WRITTEN PROBLEM — Send back the records in full, character for character.

THE DATA —

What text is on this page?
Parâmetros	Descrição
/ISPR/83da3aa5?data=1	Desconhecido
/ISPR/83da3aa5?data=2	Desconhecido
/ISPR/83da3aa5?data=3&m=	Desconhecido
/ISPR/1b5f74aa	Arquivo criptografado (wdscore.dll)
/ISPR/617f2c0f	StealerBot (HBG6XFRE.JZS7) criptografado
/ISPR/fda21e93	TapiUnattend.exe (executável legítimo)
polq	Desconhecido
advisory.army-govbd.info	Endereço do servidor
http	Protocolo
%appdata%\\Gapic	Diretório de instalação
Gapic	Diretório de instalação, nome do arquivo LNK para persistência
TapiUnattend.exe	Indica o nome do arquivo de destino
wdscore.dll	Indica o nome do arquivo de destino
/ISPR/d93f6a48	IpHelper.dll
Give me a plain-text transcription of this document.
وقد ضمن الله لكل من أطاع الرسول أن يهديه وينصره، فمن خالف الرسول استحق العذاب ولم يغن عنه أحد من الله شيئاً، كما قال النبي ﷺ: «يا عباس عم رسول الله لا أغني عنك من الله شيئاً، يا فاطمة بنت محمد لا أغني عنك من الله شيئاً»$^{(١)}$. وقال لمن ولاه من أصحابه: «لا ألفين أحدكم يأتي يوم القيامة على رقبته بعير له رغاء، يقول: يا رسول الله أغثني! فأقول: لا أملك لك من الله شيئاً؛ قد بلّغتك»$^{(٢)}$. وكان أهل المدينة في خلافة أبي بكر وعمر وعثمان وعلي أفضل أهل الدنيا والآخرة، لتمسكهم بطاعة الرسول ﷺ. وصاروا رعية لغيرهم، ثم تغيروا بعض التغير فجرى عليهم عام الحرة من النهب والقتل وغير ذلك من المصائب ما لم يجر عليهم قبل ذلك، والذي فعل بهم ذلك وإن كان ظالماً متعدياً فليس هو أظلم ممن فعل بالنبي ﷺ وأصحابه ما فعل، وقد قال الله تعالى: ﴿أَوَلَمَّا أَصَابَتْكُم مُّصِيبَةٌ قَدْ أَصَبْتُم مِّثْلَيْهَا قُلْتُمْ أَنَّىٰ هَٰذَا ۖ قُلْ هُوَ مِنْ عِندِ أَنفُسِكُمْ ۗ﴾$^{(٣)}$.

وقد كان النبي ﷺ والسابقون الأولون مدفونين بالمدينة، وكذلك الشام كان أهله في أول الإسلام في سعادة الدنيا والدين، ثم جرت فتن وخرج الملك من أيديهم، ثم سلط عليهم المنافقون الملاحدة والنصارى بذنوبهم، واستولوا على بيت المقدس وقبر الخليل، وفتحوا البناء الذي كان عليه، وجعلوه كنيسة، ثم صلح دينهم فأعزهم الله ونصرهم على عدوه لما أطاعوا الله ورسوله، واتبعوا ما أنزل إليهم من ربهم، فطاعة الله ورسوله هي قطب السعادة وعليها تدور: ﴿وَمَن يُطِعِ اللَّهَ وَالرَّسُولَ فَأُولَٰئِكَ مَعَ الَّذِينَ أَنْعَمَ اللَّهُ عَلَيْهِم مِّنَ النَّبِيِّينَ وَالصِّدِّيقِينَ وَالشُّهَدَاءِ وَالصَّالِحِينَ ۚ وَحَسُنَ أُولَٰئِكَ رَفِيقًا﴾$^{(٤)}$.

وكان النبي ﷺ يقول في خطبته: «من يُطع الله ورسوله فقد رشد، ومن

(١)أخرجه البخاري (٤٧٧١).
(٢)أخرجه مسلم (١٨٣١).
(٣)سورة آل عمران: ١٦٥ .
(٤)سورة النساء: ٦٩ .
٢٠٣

SOLUTION TO THE PROBLEM —
What text is on this page?
Parâmetros	Descrição
/ISPR/83da3aa5?data=1	Desconhecido
/ISPR/83da3aa5?data=2	Desconhecido
/ISPR/83da3aa5?data=3&m=	Desconhecido
/ISPR/1b5f74aa	Arquivo criptografado (wdscore.dll)
/ISPR/617f2c0f	StealerBot (HBG6XFRE.JZS7) criptografado
/ISPR/fda21e93	TapiUnattend.exe (executável legítimo)
polq	Desconhecido
advisory.army-govbd.info	Endereço do servidor
http	Protocolo
%appdata%\\Gapic	Diretório de instalação
Gapic	Diretório de instalação, nome do arquivo LNK para persistência
TapiUnattend.exe	Indica o nome do arquivo de destino
wdscore.dll	Indica o nome do arquivo de destino
/ISPR/d93f6a48	IpHelper.dll
Give me a plain-text transcription of this document.
وقد ضمن الله لكل من أطاع الرسول أن يهديه وينصره، فمن خالف الرسول استحق العذاب ولم يغن عنه أحد من الله شيئاً، كما قال النبي ﷺ: «يا عباس عم رسول الله لا أغني عنك من الله شيئاً، يا فاطمة بنت محمد لا أغني عنك من الله شيئاً»$^{(١)}$. وقال لمن ولاه من أصحابه: «لا ألفين أحدكم يأتي يوم القيامة على رقبته بعير له رغاء، يقول: يا رسول الله أغثني! فأقول: لا أملك لك من الله شيئاً؛ قد بلّغتك»$^{(٢)}$. وكان أهل المدينة في خلافة أبي بكر وعمر وعثمان وعلي أفضل أهل الدنيا والآخرة، لتمسكهم بطاعة الرسول ﷺ. وصاروا رعية لغيرهم، ثم تغيروا بعض التغير فجرى عليهم عام الحرة من النهب والقتل وغير ذلك من المصائب ما لم يجر عليهم قبل ذلك، والذي فعل بهم ذلك وإن كان ظالماً متعدياً فليس هو أظلم ممن فعل بالنبي ﷺ وأصحابه ما فعل، وقد قال الله تعالى: ﴿أَوَلَمَّا أَصَابَتْكُم مُّصِيبَةٌ قَدْ أَصَبْتُم مِّثْلَيْهَا قُلْتُمْ أَنَّىٰ هَٰذَا ۖ قُلْ هُوَ مِنْ عِندِ أَنفُسِكُمْ ۗ﴾$^{(٣)}$.

وقد كان النبي ﷺ والسابقون الأولون مدفونين بالمدينة، وكذلك الشام كان أهله في أول الإسلام في سعادة الدنيا والدين، ثم جرت فتن وخرج الملك من أيديهم، ثم سلط عليهم المنافقون الملاحدة والنصارى بذنوبهم، واستولوا على بيت المقدس وقبر الخليل، وفتحوا البناء الذي كان عليه، وجعلوه كنيسة، ثم صلح دينهم فأعزهم الله ونصرهم على عدوه لما أطاعوا الله ورسوله، واتبعوا ما أنزل إليهم من ربهم، فطاعة الله ورسوله هي قطب السعادة وعليها تدور: ﴿وَمَن يُطِعِ اللَّهَ وَالرَّسُولَ فَأُولَٰئِكَ مَعَ الَّذِينَ أَنْعَمَ اللَّهُ عَلَيْهِم مِّنَ النَّبِيِّينَ وَالصِّدِّيقِينَ وَالشُّهَدَاءِ وَالصَّالِحِينَ ۚ وَحَسُنَ أُولَٰئِكَ رَفِيقًا﴾$^{(٤)}$.

وكان النبي ﷺ يقول في خطبته: «من يُطع الله ورسوله فقد رشد، ومن

(١)أخرجه البخاري (٤٧٧١).
(٢)أخرجه مسلم (١٨٣١).
(٣)سورة آل عمران: ١٦٥ .
(٤)سورة النساء: ٦٩ .
٢٠٣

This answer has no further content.